Please reproduce every record, keeping each one exactly as written.

(Data excerpts)
..............................

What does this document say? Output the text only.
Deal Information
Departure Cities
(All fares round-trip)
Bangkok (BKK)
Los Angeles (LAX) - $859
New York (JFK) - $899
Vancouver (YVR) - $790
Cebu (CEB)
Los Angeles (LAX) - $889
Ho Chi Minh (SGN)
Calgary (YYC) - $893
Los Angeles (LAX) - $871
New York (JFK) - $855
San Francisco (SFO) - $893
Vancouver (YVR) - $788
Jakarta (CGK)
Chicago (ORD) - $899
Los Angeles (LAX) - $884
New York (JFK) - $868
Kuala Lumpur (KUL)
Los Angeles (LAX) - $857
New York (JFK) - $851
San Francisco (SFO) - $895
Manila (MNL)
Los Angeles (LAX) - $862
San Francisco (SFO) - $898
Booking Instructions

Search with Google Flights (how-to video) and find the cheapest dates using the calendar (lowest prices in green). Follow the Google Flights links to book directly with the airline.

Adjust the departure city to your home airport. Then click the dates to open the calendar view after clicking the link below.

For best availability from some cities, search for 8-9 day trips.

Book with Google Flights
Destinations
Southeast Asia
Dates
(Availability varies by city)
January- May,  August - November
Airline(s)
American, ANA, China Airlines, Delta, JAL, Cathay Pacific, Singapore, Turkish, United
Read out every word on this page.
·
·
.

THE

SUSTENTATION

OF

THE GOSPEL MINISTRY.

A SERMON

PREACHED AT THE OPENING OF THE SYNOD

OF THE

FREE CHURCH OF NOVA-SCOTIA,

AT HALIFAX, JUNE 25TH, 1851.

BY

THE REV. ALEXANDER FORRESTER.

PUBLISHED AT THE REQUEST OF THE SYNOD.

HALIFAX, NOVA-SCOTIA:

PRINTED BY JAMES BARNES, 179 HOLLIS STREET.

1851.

..............................

RESULT FOR THIS TASK |
What does this document say? Output the text only.
Deal Information
Departure Cities
(All fares round-trip)
Bangkok (BKK)
Los Angeles (LAX) - $859
New York (JFK) - $899
Vancouver (YVR) - $790
Cebu (CEB)
Los Angeles (LAX) - $889
Ho Chi Minh (SGN)
Calgary (YYC) - $893
Los Angeles (LAX) - $871
New York (JFK) - $855
San Francisco (SFO) - $893
Vancouver (YVR) - $788
Jakarta (CGK)
Chicago (ORD) - $899
Los Angeles (LAX) - $884
New York (JFK) - $868
Kuala Lumpur (KUL)
Los Angeles (LAX) - $857
New York (JFK) - $851
San Francisco (SFO) - $895
Manila (MNL)
Los Angeles (LAX) - $862
San Francisco (SFO) - $898
Booking Instructions

Search with Google Flights (how-to video) and find the cheapest dates using the calendar (lowest prices in green). Follow the Google Flights links to book directly with the airline.

Adjust the departure city to your home airport. Then click the dates to open the calendar view after clicking the link below.

For best availability from some cities, search for 8-9 day trips.

Book with Google Flights
Destinations
Southeast Asia
Dates
(Availability varies by city)
January- May,  August - November
Airline(s)
American, ANA, China Airlines, Delta, JAL, Cathay Pacific, Singapore, Turkish, United
Read out every word on this page.
·
·
.

THE

SUSTENTATION

OF

THE GOSPEL MINISTRY.

A SERMON

PREACHED AT THE OPENING OF THE SYNOD

OF THE

FREE CHURCH OF NOVA-SCOTIA,

AT HALIFAX, JUNE 25TH, 1851.

BY

THE REV. ALEXANDER FORRESTER.

PUBLISHED AT THE REQUEST OF THE SYNOD.

HALIFAX, NOVA-SCOTIA:

PRINTED BY JAMES BARNES, 179 HOLLIS STREET.

1851.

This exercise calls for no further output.